» Selected text:
◆ ◆ ◆ ◆

Renuka Ramnath is an Indian private equity fund manager, and the founder and CEO of Multiples Asset Management Ltd. She is also an independent director of the apparel manufacturer Arvind Ltd., chairperson of the board at Tata Communications, and chairperson of the Indian Private Equity and Venture Capital Association.

Career
Ramnath founded Multiples Asset Management in 2009, with a focus on mid size companies and investments between $15 million and $50 million. The firm's partners include the Canada Pension Plan Investment Board which invested $100 million in 2010.

Prior to founding Multiple Asset Management Ltd., Ramnath was the MD and CEO of ICICI Ventures, the venture capital arm of the ICICI Group, through the period that saw the firm become one of the largest private equity funds in India. She is credited with helping grow the fund from a $100 million proprietary fund to a $2 billion PE fund with third-party capital. In this time she is also credited with raising, managing and divesting the $250 million India Advantage fund, generating a more than triple return on capital. She has also served within the ICICI Group across investment banking, e-commerce, and private equity.

Some of Ramnath's venture investments include investments in Air Deccan, Tata Infomedia, VA TechWabag.

◆ ◆ ◆ ◆

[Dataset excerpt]
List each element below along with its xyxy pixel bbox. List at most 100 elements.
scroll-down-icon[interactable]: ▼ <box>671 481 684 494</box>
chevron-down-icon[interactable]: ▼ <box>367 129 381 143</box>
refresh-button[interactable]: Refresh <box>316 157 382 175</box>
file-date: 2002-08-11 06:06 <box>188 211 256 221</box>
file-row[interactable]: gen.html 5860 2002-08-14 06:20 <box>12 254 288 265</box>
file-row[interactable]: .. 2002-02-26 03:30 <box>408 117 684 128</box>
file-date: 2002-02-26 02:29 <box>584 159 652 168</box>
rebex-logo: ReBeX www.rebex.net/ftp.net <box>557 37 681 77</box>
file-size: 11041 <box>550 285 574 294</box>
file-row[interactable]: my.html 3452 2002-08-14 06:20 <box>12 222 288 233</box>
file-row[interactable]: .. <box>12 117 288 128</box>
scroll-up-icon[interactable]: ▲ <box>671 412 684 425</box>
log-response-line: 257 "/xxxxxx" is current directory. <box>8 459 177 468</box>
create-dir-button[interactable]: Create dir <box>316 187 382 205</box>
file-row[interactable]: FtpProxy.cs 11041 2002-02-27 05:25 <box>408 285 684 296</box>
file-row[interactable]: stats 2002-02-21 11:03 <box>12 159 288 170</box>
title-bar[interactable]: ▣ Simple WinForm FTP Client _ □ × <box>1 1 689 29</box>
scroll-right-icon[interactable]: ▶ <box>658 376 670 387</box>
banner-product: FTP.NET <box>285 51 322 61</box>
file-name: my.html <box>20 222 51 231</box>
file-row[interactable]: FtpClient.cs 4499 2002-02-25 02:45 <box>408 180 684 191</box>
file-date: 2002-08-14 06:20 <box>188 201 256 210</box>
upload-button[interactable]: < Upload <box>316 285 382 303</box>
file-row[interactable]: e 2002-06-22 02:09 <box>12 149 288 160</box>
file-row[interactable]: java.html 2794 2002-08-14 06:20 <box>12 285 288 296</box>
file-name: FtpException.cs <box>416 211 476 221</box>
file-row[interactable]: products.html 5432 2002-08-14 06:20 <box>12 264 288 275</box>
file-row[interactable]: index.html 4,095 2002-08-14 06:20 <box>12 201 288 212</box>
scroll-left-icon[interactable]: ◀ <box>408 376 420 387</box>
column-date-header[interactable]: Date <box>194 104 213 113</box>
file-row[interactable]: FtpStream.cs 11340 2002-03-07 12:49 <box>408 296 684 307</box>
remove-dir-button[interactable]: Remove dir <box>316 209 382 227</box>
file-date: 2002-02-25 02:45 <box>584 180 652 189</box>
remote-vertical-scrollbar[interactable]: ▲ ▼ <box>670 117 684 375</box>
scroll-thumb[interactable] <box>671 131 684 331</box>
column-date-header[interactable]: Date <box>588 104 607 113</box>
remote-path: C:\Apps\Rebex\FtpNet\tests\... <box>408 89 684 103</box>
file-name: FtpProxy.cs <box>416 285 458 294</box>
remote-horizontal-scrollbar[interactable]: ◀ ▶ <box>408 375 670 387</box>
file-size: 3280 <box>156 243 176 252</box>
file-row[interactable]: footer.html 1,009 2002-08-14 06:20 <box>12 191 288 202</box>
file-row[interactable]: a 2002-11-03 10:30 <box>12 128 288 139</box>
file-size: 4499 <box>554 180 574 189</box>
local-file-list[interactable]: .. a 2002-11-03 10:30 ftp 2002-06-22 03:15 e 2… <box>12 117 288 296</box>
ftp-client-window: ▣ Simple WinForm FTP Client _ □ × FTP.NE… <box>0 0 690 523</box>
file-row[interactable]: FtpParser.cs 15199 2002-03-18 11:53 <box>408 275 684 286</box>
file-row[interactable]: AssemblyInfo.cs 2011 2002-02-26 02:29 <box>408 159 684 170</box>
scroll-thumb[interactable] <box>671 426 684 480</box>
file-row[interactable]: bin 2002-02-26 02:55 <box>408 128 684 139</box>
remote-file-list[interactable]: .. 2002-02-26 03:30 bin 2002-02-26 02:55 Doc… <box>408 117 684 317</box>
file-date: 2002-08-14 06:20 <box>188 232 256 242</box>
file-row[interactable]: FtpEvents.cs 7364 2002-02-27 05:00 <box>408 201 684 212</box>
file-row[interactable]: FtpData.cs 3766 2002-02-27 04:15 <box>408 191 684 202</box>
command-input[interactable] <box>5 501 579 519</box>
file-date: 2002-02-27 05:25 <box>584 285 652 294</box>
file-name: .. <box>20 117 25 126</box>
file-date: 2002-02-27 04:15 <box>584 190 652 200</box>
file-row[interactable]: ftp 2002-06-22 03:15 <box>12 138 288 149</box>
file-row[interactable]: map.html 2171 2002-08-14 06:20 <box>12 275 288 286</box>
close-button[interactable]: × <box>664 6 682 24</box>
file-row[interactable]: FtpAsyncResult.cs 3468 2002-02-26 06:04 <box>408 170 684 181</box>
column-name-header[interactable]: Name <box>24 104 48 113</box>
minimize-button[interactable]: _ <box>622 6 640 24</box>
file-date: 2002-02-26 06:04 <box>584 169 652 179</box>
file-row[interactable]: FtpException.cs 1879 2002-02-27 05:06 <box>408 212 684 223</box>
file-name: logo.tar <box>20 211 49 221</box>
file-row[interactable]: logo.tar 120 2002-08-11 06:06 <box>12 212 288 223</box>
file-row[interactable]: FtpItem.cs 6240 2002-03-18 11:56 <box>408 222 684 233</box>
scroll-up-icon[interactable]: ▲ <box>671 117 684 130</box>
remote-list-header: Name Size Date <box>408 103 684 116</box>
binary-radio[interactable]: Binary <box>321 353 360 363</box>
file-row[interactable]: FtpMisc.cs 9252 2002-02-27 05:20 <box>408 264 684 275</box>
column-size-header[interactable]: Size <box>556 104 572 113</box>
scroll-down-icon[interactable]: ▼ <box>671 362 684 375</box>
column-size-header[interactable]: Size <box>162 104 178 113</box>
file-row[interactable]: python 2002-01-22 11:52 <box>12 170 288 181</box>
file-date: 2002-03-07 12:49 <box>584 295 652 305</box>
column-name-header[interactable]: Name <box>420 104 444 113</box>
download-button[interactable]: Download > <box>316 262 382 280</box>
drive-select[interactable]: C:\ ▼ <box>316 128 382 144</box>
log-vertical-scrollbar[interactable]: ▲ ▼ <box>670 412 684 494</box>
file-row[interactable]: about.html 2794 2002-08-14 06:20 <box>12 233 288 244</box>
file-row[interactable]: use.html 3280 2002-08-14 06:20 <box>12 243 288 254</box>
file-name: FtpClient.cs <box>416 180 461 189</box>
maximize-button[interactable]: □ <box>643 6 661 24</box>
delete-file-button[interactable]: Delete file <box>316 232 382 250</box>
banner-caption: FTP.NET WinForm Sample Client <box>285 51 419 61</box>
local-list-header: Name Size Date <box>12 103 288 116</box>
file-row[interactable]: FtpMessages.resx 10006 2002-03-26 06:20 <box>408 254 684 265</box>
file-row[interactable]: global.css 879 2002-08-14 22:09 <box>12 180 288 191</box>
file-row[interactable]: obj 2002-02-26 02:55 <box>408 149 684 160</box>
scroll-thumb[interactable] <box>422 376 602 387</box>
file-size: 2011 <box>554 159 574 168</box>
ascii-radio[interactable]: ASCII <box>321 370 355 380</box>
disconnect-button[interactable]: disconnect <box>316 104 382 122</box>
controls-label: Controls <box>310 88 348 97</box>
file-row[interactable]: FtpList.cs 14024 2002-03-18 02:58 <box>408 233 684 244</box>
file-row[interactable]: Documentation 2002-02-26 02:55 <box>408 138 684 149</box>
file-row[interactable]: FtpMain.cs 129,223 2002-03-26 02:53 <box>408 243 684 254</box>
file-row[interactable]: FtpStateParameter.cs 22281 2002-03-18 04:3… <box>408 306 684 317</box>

◆ ◆ ◆ ◆

» What you are asked to do:
Reproduce the part of the Renuka Ramnath text that opens with the words containing "Prior to founding" and closes with "and private equity.". The entries have no connection to the text about Renuka Ramnath.

» Written response:
Prior to founding Multiple Asset Management Ltd., Ramnath was the MD and CEO of ICICI Ventures, the venture capital arm of the ICICI Group, through the period that saw the firm become one of the largest private equity funds in India. She is credited with helping grow the fund from a $100 million proprietary fund to a $2 billion PE fund with third-party capital. In this time she is also credited with raising, managing and divesting the $250 million India Advantage fund, generating a more than triple return on capital. She has also served within the ICICI Group across investment banking, e-commerce, and private equity.